- [Your goal]:
Output the entries word for word. Omit images.

- [Provided records]:

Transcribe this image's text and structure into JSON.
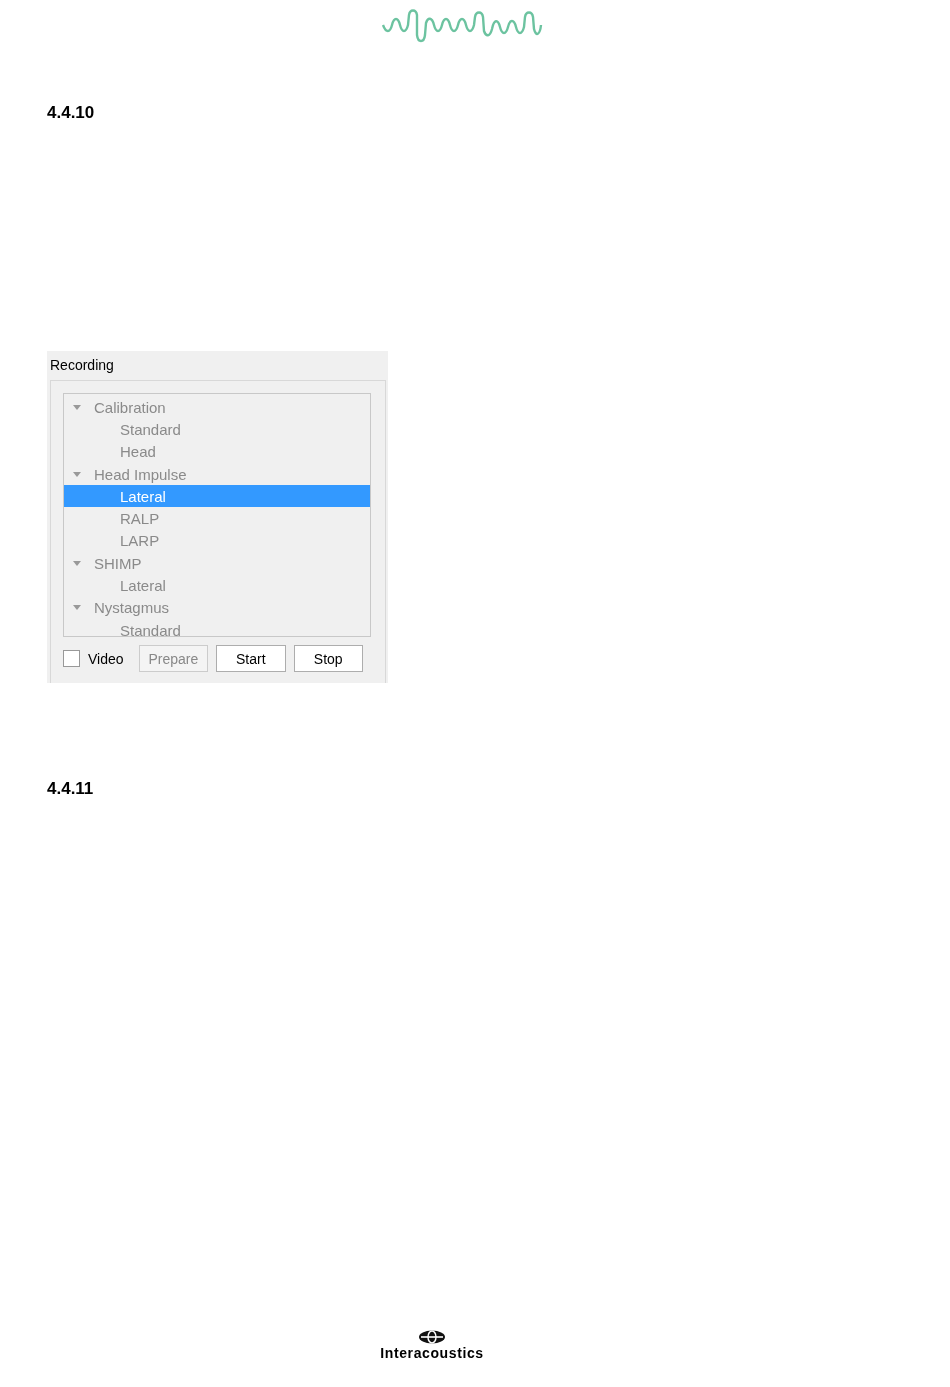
{
  "headings": [
    "4.4.10",
    "4.4.11"
  ],
  "recording_panel": {
    "title": "Recording",
    "tree": [
      {
        "label": "Calibration",
        "expanded": true,
        "selected": false,
        "children": [
          {
            "label": "Standard",
            "selected": false
          },
          {
            "label": "Head",
            "selected": false
          }
        ]
      },
      {
        "label": "Head Impulse",
        "expanded": true,
        "selected": false,
        "children": [
          {
            "label": "Lateral",
            "selected": true
          },
          {
            "label": "RALP",
            "selected": false
          },
          {
            "label": "LARP",
            "selected": false
          }
        ]
      },
      {
        "label": "SHIMP",
        "expanded": true,
        "selected": false,
        "children": [
          {
            "label": "Lateral",
            "selected": false
          }
        ]
      },
      {
        "label": "Nystagmus",
        "expanded": true,
        "selected": false,
        "children": [
          {
            "label": "Standard",
            "selected": false
          }
        ]
      }
    ],
    "video": {
      "label": "Video",
      "checked": false
    },
    "buttons": [
      {
        "label": "Prepare",
        "disabled": true
      },
      {
        "label": "Start",
        "disabled": false
      },
      {
        "label": "Stop",
        "disabled": false
      }
    ]
  },
  "footer": {
    "brand": "Interacoustics"
  }
}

- [Expected answer]:
Transcribe this image's text and structure into JSON.
{
  "headings": [
    "4.4.10",
    "4.4.11"
  ],
  "recording_panel": {
    "title": "Recording",
    "tree": [
      {
        "label": "Calibration",
        "expanded": true,
        "selected": false,
        "children": [
          {
            "label": "Standard",
            "selected": false
          },
          {
            "label": "Head",
            "selected": false
          }
        ]
      },
      {
        "label": "Head Impulse",
        "expanded": true,
        "selected": false,
        "children": [
          {
            "label": "Lateral",
            "selected": true
          },
          {
            "label": "RALP",
            "selected": false
          },
          {
            "label": "LARP",
            "selected": false
          }
        ]
      },
      {
        "label": "SHIMP",
        "expanded": true,
        "selected": false,
        "children": [
          {
            "label": "Lateral",
            "selected": false
          }
        ]
      },
      {
        "label": "Nystagmus",
        "expanded": true,
        "selected": false,
        "children": [
          {
            "label": "Standard",
            "selected": false
          }
        ]
      }
    ],
    "video": {
      "label": "Video",
      "checked": false
    },
    "buttons": [
      {
        "label": "Prepare",
        "disabled": true
      },
      {
        "label": "Start",
        "disabled": false
      },
      {
        "label": "Stop",
        "disabled": false
      }
    ]
  },
  "footer": {
    "brand": "Interacoustics"
  }
}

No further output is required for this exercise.